TASK INSTRUCTIONS: Skip the pictures. Copy all the rest of the records down exactly.

─── DATASET ROWS ───

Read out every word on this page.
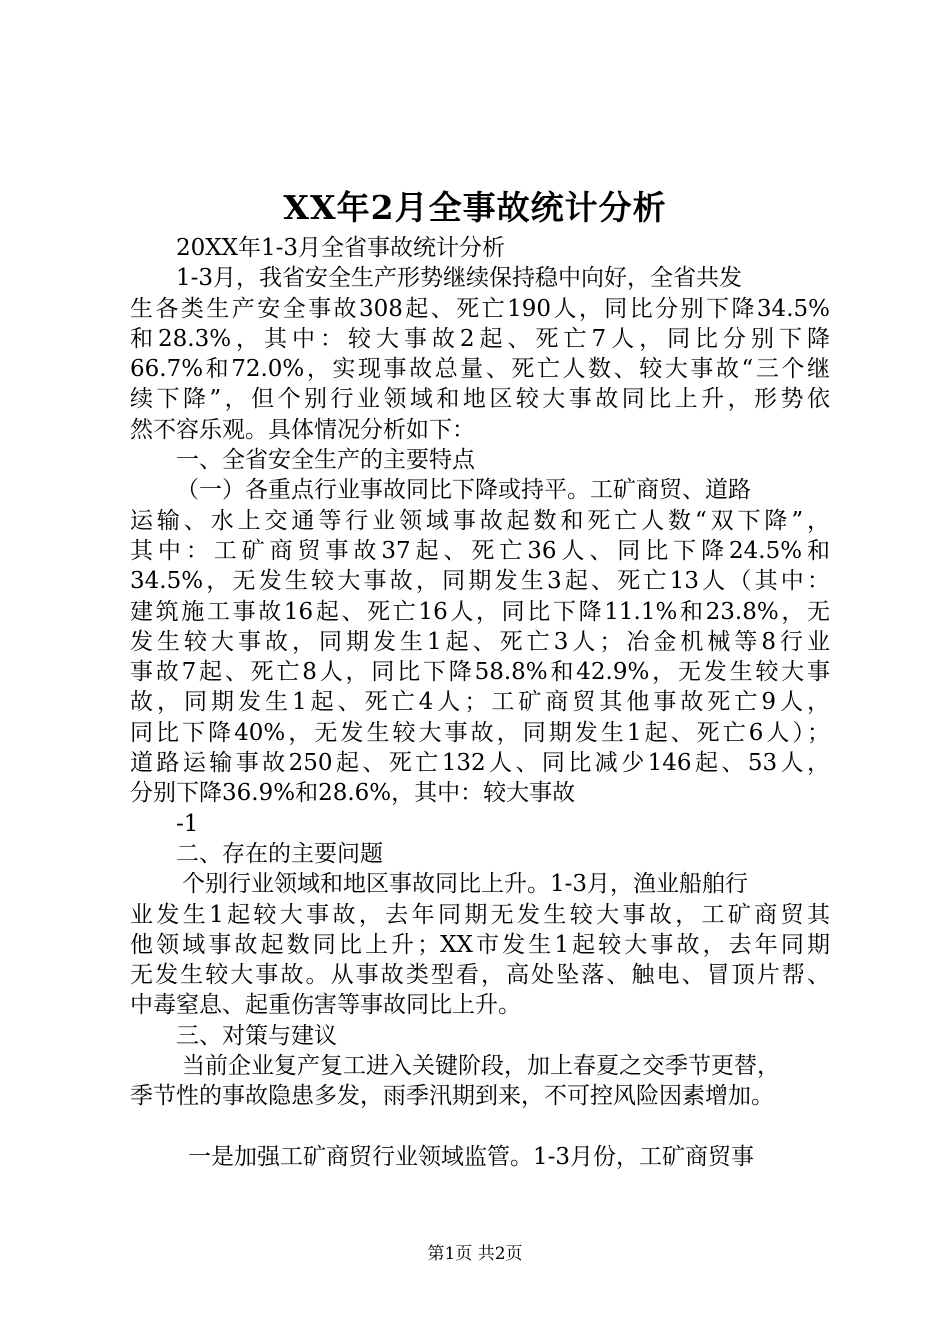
XX年2月全事故统计分析
20XX年1-3月全省事故统计分析
1-3月，我省安全生产形势继续保持稳中向好，全省共发
生各类生产安全事故308起、死亡190人，同比分别下降34.5%
和28.3%，其中：较大事故2起、死亡7人，同比分别下降
66.7%和72.0%，实现事故总量、死亡人数、较大事故“三个继
续下降”，但个别行业领域和地区较大事故同比上升，形势依
然不容乐观。具体情况分析如下：
一、全省安全生产的主要特点
（一）各重点行业事故同比下降或持平。工矿商贸、道路
运输、水上交通等行业领域事故起数和死亡人数“双下降”，
其中：工矿商贸事故37起、死亡36人、同比下降24.5%和
34.5%，无发生较大事故，同期发生3起、死亡13人（其中：
建筑施工事故16起、死亡16人，同比下降11.1%和23.8%，无
发生较大事故，同期发生1起、死亡3人；冶金机械等8行业
事故7起、死亡8人，同比下降58.8%和42.9%，无发生较大事
故，同期发生1起、死亡4人；工矿商贸其他事故死亡9人，
同比下降40%，无发生较大事故，同期发生1起、死亡6人）；
道路运输事故250起、死亡132人、同比减少146起、53人，
分别下降36.9%和28.6%，其中：较大事故
-1
二、存在的主要问题
个别行业领域和地区事故同比上升。1-3月，渔业船舶行
业发生1起较大事故，去年同期无发生较大事故，工矿商贸其
他领域事故起数同比上升；XX市发生1起较大事故，去年同期
无发生较大事故。从事故类型看，高处坠落、触电、冒顶片帮、
中毒窒息、起重伤害等事故同比上升。
三、对策与建议
当前企业复产复工进入关键阶段，加上春夏之交季节更替，
季节性的事故隐患多发，雨季汛期到来，不可控风险因素增加。
一是加强工矿商贸行业领域监管。1-3月份，工矿商贸事
第1页 共2页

───

ANSWER:
Read out every word on this page.
XX年2月全事故统计分析
20XX年1-3月全省事故统计分析
1-3月，我省安全生产形势继续保持稳中向好，全省共发
生各类生产安全事故308起、死亡190人，同比分别下降34.5%
和28.3%，其中：较大事故2起、死亡7人，同比分别下降
66.7%和72.0%，实现事故总量、死亡人数、较大事故“三个继
续下降”，但个别行业领域和地区较大事故同比上升，形势依
然不容乐观。具体情况分析如下：
一、全省安全生产的主要特点
（一）各重点行业事故同比下降或持平。工矿商贸、道路
运输、水上交通等行业领域事故起数和死亡人数“双下降”，
其中：工矿商贸事故37起、死亡36人、同比下降24.5%和
34.5%，无发生较大事故，同期发生3起、死亡13人（其中：
建筑施工事故16起、死亡16人，同比下降11.1%和23.8%，无
发生较大事故，同期发生1起、死亡3人；冶金机械等8行业
事故7起、死亡8人，同比下降58.8%和42.9%，无发生较大事
故，同期发生1起、死亡4人；工矿商贸其他事故死亡9人，
同比下降40%，无发生较大事故，同期发生1起、死亡6人）；
道路运输事故250起、死亡132人、同比减少146起、53人，
分别下降36.9%和28.6%，其中：较大事故
-1
二、存在的主要问题
个别行业领域和地区事故同比上升。1-3月，渔业船舶行
业发生1起较大事故，去年同期无发生较大事故，工矿商贸其
他领域事故起数同比上升；XX市发生1起较大事故，去年同期
无发生较大事故。从事故类型看，高处坠落、触电、冒顶片帮、
中毒窒息、起重伤害等事故同比上升。
三、对策与建议
当前企业复产复工进入关键阶段，加上春夏之交季节更替，
季节性的事故隐患多发，雨季汛期到来，不可控风险因素增加。
一是加强工矿商贸行业领域监管。1-3月份，工矿商贸事
第1页 共2页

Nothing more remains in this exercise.